● Work required
Gather the lines that hold the string "eingebauter".

● Input material

★ ★ ★ ★ ★ ★ ★

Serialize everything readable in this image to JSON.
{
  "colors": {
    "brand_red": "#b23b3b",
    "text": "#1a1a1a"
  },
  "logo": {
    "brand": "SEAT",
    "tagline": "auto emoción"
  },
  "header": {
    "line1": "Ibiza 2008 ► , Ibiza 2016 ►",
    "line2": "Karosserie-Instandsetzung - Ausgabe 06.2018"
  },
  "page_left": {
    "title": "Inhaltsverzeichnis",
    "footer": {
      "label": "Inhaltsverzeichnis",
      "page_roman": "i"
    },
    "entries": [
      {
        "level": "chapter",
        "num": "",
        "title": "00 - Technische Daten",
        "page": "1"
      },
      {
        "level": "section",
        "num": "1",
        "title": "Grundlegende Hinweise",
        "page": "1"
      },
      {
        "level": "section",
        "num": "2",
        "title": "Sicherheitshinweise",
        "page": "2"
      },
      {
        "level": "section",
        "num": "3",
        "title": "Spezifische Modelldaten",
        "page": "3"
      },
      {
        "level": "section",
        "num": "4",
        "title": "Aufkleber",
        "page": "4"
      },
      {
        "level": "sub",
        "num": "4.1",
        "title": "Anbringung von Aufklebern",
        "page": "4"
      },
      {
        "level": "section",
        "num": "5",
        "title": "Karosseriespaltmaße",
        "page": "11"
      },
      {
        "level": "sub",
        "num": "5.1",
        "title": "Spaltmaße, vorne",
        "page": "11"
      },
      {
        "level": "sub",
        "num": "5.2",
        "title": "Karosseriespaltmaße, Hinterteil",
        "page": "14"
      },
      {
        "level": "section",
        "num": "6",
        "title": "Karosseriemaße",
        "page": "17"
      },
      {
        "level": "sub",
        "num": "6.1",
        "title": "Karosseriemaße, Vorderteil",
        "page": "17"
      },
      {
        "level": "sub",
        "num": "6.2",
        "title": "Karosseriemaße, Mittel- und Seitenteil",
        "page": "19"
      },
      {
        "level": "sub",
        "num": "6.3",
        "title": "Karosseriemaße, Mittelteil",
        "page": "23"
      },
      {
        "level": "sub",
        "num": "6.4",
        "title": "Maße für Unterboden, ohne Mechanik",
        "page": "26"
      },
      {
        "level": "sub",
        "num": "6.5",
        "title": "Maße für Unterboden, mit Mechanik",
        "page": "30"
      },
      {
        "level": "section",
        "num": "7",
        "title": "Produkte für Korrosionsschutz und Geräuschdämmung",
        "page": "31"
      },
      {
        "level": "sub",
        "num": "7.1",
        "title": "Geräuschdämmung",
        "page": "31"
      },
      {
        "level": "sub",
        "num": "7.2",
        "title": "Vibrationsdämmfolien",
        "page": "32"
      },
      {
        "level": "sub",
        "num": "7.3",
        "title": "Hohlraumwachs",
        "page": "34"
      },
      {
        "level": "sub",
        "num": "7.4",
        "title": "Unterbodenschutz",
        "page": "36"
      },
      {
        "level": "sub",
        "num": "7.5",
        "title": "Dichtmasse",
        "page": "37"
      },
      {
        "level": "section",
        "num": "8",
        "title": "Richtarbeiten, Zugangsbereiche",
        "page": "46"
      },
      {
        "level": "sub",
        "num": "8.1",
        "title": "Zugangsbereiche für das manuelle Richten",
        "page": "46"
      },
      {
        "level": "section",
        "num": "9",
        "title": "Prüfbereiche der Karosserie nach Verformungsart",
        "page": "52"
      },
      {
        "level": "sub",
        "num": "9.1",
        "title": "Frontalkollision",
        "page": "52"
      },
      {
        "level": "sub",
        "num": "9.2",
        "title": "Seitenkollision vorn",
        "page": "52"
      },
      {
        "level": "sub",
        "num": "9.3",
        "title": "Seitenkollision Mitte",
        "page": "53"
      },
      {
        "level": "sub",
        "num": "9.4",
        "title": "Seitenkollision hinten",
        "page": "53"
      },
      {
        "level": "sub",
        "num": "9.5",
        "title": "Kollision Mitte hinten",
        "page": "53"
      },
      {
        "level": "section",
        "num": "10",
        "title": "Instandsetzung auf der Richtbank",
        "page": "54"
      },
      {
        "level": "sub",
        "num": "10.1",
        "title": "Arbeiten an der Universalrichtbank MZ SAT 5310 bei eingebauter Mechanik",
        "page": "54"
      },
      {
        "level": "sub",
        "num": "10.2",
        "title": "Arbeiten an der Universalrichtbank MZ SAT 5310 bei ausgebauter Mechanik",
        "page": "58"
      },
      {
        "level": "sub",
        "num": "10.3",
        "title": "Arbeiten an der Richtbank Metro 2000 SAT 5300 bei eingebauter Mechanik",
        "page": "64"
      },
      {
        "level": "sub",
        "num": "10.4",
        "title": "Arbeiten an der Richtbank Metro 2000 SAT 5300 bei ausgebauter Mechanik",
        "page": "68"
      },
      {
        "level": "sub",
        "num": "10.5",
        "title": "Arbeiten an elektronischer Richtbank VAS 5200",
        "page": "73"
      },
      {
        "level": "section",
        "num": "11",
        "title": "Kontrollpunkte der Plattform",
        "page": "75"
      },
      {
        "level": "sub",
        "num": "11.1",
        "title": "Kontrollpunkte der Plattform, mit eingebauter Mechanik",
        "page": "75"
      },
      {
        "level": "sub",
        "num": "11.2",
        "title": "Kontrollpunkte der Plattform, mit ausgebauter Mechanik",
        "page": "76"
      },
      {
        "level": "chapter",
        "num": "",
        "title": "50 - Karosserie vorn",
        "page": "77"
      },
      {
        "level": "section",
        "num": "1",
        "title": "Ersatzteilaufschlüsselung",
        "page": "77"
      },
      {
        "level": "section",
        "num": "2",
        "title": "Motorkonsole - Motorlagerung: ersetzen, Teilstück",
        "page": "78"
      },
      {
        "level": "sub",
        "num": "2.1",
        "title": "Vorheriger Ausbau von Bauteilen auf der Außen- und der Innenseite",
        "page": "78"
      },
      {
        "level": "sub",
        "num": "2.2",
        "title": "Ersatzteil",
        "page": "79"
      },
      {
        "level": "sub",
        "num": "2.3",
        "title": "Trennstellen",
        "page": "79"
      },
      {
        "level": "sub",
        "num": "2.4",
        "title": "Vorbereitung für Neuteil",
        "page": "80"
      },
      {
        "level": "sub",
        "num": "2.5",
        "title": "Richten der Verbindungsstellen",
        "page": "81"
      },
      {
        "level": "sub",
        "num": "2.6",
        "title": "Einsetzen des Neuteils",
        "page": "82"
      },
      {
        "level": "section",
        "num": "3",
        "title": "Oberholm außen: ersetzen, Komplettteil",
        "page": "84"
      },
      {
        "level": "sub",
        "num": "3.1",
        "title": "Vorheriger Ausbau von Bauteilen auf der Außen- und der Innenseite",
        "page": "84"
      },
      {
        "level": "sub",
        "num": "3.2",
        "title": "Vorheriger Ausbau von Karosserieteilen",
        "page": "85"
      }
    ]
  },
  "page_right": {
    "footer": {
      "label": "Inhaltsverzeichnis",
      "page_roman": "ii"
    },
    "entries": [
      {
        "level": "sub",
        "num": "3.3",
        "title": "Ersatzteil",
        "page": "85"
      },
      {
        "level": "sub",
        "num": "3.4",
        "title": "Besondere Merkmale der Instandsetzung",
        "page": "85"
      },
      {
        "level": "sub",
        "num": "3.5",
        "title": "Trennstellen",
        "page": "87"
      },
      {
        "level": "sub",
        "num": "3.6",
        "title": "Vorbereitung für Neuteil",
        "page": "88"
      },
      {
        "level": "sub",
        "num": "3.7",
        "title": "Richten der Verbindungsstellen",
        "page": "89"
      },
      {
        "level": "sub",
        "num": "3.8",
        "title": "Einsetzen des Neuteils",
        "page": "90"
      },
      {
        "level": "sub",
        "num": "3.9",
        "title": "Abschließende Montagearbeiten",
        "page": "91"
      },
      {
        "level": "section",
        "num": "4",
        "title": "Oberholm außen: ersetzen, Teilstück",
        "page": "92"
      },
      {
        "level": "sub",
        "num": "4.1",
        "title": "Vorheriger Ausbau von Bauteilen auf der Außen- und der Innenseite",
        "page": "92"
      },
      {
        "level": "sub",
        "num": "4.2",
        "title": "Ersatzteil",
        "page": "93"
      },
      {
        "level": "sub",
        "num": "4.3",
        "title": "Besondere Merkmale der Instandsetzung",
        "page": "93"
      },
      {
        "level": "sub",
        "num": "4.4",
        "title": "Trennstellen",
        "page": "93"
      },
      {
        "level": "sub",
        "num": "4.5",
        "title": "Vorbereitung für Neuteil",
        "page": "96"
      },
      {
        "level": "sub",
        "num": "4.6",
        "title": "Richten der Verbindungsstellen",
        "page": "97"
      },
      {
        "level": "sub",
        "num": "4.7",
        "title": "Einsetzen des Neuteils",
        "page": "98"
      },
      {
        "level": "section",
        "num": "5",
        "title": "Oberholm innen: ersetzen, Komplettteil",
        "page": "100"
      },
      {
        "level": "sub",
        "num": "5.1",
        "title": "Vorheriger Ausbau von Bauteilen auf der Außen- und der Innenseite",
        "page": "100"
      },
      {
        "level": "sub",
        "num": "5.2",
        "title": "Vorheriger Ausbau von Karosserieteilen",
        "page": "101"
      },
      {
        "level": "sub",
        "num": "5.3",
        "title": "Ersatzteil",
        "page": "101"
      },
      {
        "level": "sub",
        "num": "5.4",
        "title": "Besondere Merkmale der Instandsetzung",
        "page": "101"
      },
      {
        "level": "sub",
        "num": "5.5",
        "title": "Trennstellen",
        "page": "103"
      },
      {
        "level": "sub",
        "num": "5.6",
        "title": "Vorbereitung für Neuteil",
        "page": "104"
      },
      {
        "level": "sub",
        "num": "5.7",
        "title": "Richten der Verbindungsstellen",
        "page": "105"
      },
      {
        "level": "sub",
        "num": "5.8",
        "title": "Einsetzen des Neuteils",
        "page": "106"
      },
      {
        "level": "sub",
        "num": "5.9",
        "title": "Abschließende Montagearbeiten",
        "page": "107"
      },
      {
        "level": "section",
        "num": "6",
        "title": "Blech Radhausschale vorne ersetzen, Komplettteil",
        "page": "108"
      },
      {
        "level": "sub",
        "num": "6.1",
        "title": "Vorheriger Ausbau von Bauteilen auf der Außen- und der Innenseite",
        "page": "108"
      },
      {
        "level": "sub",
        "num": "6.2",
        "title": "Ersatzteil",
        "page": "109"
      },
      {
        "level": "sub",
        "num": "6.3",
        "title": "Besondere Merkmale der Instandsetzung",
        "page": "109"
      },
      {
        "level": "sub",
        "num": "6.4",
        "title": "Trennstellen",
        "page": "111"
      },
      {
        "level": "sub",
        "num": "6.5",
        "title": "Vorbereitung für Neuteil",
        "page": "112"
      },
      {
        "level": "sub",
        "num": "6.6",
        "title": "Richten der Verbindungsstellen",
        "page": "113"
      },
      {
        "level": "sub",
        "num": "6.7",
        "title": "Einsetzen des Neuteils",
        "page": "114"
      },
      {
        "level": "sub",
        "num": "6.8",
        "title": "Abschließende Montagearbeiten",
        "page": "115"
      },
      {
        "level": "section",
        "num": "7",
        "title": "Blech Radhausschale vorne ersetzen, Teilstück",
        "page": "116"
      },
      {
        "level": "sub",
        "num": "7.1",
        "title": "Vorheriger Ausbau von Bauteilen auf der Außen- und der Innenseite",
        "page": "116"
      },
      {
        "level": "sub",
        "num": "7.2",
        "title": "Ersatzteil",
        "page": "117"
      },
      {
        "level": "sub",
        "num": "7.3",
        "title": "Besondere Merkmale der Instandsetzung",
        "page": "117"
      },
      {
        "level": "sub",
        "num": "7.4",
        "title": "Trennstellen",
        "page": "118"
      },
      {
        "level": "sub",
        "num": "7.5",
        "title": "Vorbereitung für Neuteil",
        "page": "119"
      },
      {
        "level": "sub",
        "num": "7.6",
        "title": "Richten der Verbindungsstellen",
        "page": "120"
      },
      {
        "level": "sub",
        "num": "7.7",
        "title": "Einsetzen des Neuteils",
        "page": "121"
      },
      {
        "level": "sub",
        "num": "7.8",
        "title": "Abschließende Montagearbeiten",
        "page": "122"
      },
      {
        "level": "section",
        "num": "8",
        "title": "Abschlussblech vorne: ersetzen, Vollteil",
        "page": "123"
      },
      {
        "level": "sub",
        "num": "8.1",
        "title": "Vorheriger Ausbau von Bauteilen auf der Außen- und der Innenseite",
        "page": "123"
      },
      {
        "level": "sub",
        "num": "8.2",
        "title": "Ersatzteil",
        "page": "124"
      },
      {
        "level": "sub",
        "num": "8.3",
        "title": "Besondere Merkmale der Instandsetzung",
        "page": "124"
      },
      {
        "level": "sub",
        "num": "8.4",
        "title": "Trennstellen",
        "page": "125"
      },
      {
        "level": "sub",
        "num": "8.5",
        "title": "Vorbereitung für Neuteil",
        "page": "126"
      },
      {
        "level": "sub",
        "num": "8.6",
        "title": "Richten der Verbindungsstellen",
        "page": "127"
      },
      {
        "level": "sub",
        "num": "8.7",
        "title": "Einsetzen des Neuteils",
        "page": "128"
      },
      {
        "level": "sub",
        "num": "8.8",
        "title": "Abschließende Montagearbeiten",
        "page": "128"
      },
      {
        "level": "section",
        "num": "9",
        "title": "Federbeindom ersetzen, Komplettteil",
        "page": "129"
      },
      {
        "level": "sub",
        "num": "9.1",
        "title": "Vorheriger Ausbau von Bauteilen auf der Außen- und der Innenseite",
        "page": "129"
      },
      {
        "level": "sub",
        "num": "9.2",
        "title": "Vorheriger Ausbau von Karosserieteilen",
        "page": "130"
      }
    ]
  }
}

★ ★ ★ ★ ★ ★ ★

● Exercise response
        "title": "Arbeiten an der Universalrichtbank MZ SAT 5310 bei eingebauter Mechanik",
        "title": "Arbeiten an der Richtbank Metro 2000 SAT 5300 bei eingebauter Mechanik",
        "title": "Kontrollpunkte der Plattform, mit eingebauter Mechanik",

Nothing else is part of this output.